DIRECTIONS FOR THIS TASK = Find the line that contains "Output a JSON". Output it and every line after it to the end of the records, exactly as they appear.

++++ SOURCE MATERIAL

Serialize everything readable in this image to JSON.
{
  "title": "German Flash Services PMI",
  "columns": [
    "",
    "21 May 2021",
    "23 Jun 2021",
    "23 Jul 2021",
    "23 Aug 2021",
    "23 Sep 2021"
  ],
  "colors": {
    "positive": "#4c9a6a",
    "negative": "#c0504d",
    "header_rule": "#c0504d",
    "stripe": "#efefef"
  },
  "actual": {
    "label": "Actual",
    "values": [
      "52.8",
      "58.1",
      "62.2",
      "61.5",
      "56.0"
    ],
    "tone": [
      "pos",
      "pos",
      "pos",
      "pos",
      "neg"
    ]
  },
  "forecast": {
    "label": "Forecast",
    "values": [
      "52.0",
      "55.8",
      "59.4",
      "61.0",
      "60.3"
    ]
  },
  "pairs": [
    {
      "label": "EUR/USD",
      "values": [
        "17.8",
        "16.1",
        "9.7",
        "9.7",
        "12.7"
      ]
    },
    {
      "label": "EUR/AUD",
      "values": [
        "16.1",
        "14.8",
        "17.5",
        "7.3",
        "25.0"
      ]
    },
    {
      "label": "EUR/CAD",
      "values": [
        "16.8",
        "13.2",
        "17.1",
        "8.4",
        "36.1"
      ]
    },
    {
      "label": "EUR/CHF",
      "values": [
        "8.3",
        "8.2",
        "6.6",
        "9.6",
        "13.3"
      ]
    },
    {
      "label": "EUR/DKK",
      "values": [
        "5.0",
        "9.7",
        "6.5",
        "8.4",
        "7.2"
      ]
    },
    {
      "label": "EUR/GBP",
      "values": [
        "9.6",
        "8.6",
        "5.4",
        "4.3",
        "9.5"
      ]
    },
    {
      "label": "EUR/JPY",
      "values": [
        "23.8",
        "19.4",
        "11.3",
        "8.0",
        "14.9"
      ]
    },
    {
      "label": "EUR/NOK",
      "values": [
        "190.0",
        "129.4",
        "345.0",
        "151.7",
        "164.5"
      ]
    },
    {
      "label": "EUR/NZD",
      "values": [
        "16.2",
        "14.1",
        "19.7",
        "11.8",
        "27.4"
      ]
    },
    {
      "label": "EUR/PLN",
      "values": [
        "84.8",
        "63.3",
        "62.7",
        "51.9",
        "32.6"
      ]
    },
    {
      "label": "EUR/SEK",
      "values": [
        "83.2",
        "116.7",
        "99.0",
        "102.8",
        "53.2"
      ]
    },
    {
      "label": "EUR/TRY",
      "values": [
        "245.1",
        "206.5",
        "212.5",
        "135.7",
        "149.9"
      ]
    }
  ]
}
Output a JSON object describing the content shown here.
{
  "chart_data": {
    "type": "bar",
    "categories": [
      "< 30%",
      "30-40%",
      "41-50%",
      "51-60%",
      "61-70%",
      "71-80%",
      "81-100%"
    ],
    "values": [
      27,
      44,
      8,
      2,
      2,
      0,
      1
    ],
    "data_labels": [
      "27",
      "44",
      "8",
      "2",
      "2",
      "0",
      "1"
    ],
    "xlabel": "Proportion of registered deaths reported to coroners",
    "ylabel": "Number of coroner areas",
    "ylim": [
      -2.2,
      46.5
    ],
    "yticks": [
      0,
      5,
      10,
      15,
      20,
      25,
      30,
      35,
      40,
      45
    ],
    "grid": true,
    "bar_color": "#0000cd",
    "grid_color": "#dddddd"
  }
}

++++++++

OUTPUT FOR THIS EXERCISE =
Output a JSON object describing the content shown here.
{
  "chart_data": {
    "type": "bar",
    "categories": [
      "< 30%",
      "30-40%",
      "41-50%",
      "51-60%",
      "61-70%",
      "71-80%",
      "81-100%"
    ],
    "values": [
      27,
      44,
      8,
      2,
      2,
      0,
      1
    ],
    "data_labels": [
      "27",
      "44",
      "8",
      "2",
      "2",
      "0",
      "1"
    ],
    "xlabel": "Proportion of registered deaths reported to coroners",
    "ylabel": "Number of coroner areas",
    "ylim": [
      -2.2,
      46.5
    ],
    "yticks": [
      0,
      5,
      10,
      15,
      20,
      25,
      30,
      35,
      40,
      45
    ],
    "grid": true,
    "bar_color": "#0000cd",
    "grid_color": "#dddddd"
  }
}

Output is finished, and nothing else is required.